Data records:
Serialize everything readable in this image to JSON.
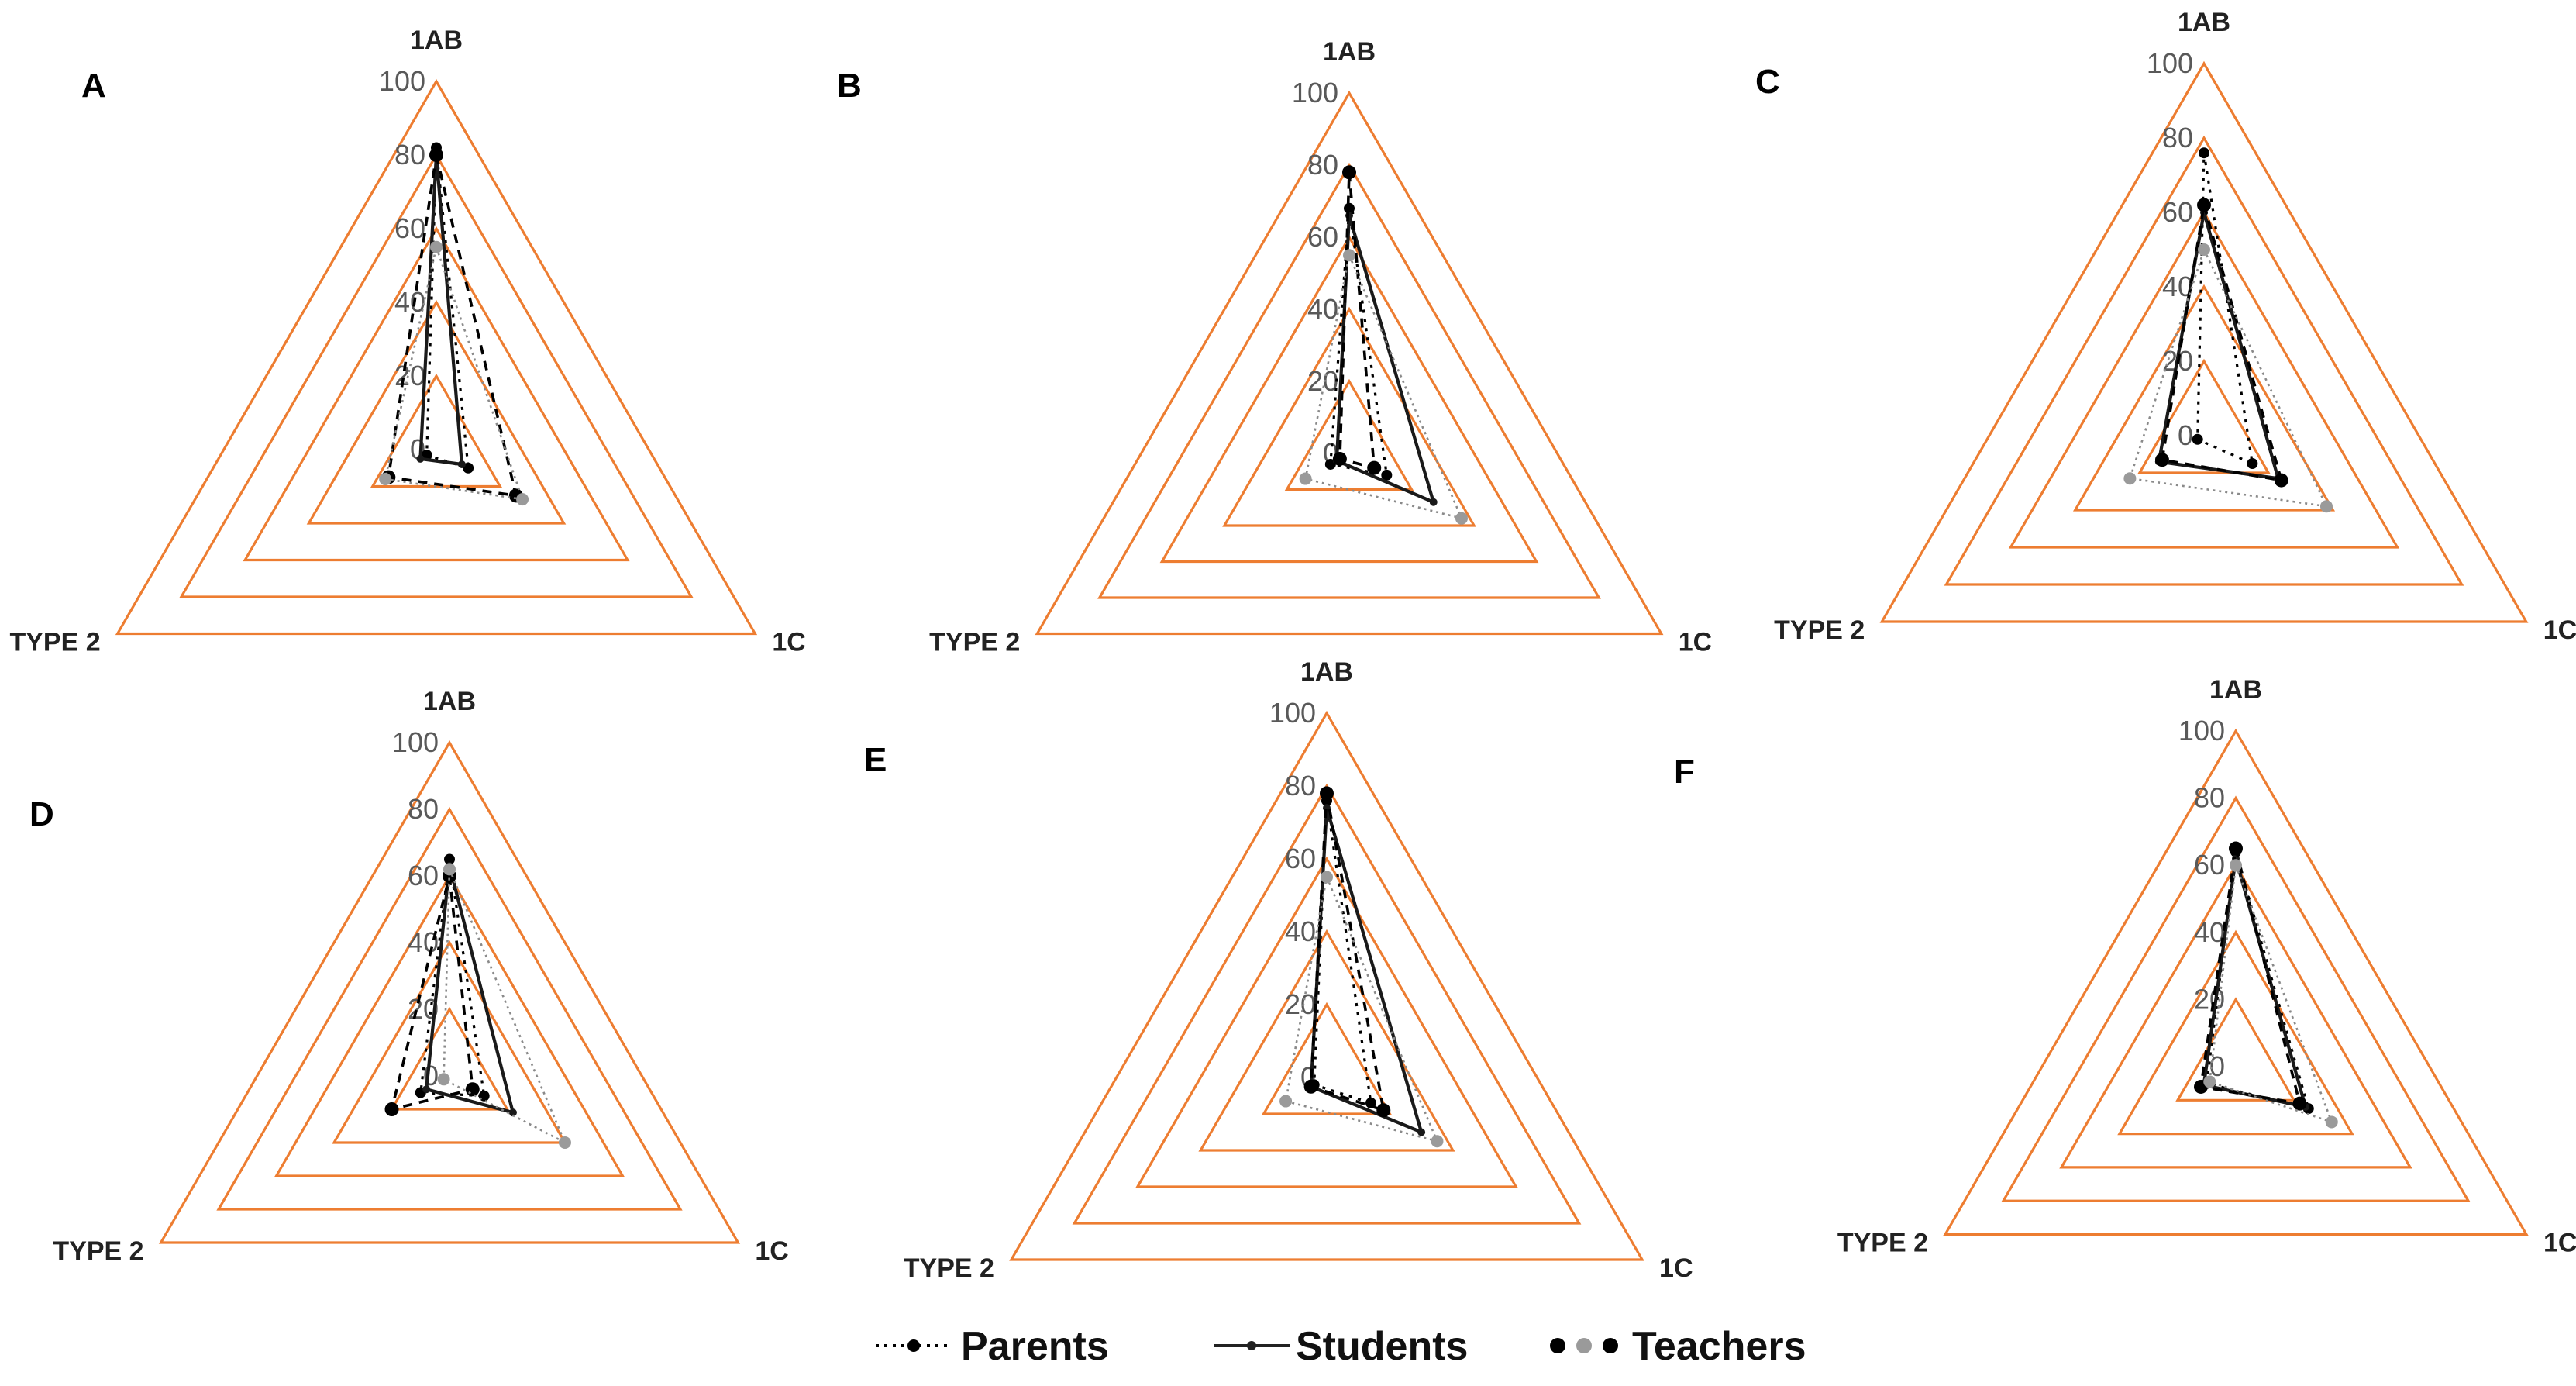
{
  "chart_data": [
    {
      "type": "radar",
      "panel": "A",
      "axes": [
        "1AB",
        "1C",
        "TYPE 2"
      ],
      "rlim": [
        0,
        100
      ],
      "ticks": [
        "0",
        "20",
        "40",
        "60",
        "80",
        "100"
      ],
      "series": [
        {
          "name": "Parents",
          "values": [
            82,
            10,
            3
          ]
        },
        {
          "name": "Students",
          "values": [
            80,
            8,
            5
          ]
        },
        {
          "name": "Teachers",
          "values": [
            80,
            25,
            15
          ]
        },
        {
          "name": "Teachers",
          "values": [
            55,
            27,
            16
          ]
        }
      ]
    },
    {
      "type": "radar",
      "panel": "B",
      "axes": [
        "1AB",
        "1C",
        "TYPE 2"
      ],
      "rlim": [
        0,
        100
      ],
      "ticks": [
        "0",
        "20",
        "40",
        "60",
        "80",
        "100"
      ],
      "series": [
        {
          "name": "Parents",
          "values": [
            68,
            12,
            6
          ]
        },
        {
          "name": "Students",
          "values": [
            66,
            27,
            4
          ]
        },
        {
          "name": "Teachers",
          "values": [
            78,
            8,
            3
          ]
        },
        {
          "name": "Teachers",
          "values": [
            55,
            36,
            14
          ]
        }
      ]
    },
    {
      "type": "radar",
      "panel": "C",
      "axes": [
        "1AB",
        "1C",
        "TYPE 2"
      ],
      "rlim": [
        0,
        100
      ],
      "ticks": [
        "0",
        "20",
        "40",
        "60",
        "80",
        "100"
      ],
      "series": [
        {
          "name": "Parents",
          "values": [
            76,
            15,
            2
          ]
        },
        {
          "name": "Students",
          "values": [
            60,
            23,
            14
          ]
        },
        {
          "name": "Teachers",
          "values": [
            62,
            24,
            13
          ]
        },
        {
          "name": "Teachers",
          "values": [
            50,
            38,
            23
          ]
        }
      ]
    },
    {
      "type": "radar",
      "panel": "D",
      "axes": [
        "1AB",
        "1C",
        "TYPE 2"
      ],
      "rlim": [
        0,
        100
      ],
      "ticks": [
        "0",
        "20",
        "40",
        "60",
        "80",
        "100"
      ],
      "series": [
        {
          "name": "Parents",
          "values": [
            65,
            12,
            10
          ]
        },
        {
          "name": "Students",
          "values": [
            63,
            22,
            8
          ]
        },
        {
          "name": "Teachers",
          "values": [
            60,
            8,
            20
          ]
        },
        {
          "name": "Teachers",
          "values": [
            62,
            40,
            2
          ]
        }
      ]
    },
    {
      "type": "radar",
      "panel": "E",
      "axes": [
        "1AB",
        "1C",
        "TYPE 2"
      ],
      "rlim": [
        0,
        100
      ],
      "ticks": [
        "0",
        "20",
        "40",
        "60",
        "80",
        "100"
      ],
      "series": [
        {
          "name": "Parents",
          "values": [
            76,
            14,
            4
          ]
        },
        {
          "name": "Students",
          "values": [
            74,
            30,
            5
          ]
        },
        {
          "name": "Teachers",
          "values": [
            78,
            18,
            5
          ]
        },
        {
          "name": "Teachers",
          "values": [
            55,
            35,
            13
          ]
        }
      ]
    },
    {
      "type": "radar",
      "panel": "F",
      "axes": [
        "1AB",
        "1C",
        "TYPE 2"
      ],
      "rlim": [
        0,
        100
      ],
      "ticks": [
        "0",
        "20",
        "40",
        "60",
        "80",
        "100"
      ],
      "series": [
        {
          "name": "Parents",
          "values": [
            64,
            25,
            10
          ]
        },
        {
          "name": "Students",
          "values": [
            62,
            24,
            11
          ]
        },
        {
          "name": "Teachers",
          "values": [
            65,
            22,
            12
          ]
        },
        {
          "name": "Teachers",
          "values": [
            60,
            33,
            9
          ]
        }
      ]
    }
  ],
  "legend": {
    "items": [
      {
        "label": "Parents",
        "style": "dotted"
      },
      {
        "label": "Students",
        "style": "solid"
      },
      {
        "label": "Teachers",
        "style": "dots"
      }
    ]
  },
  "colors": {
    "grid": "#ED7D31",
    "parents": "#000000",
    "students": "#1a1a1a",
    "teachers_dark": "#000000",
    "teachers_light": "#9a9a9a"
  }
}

* [GOAL]
Using the records above, select and copy every line that has the word "panel".

* [OUTPUT FOR THIS TASK]
      "panel": "A",
      "panel": "B",
      "panel": "C",
      "panel": "D",
      "panel": "E",
      "panel": "F",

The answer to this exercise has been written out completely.